What this task involves:
Locate all lines with the word "JSON" and copy them out.
——
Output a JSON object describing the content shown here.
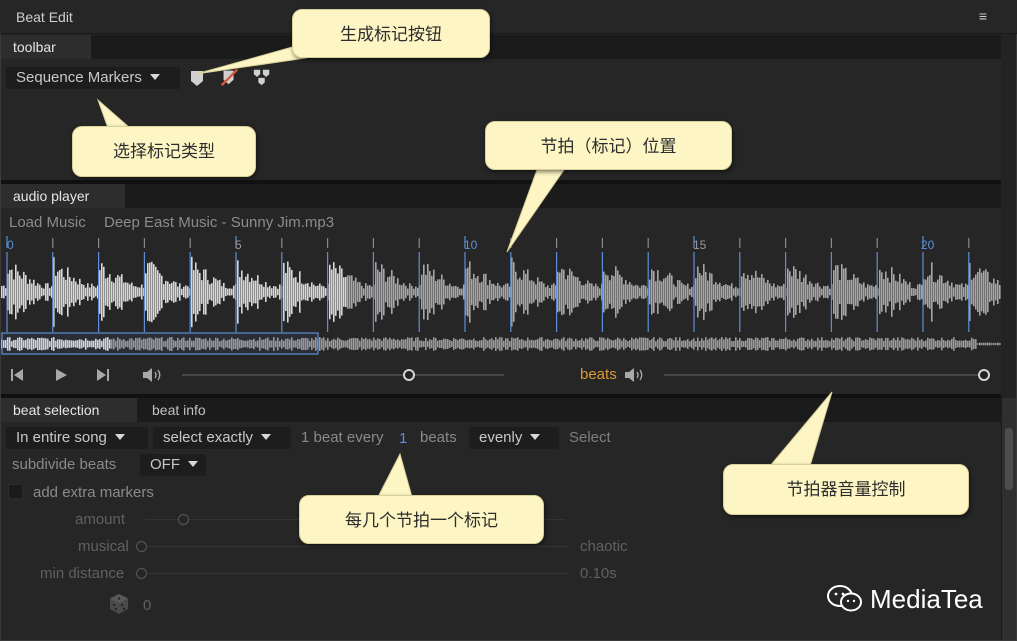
{
  "window": {
    "title": "Beat Edit",
    "menu_icon": "hamburger-icon"
  },
  "toolbar_panel": {
    "tab": "toolbar",
    "marker_type_value": "Sequence Markers",
    "buttons": [
      "marker-icon",
      "clear-markers-icon",
      "beat-edit-icon"
    ]
  },
  "audio_player": {
    "tab": "audio player",
    "load_music": "Load Music",
    "file_name": "Deep East Music - Sunny Jim.mp3",
    "ruler_labels": [
      "0",
      "5",
      "10",
      "15",
      "20"
    ],
    "beats_label": "beats"
  },
  "beat_selection": {
    "tabs": [
      "beat selection",
      "beat info"
    ],
    "scope_value": "In entire song",
    "mode_value": "select exactly",
    "every_prefix": "1 beat every",
    "every_value": "1",
    "every_suffix": "beats",
    "distribution_value": "evenly",
    "select_label": "Select",
    "subdivide_label": "subdivide beats",
    "subdivide_value": "OFF",
    "extra_markers_label": "add extra markers",
    "amount_label": "amount",
    "musical_label": "musical",
    "chaotic_label": "chaotic",
    "min_distance_label": "min distance",
    "min_distance_value": "0.10s",
    "seed_value": "0"
  },
  "callouts": {
    "generate_markers": "生成标记按钮",
    "select_marker_type": "选择标记类型",
    "beat_marker_position": "节拍（标记）位置",
    "metronome_volume": "节拍器音量控制",
    "every_n_beats": "每几个节拍一个标记"
  },
  "watermark": "MediaTea",
  "colors": {
    "accent_blue": "#5d8fd8",
    "accent_orange": "#d89a3a",
    "callout_bg": "#fdf6c4",
    "panel_bg": "#262626"
  }
}
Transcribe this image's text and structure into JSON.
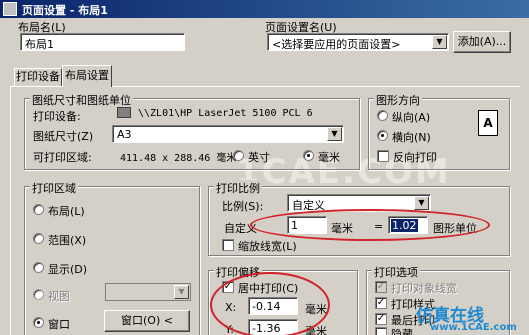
——
Solution:
Output a JSON object describing the content shown here.
Transcribe this image's text and structure into JSON.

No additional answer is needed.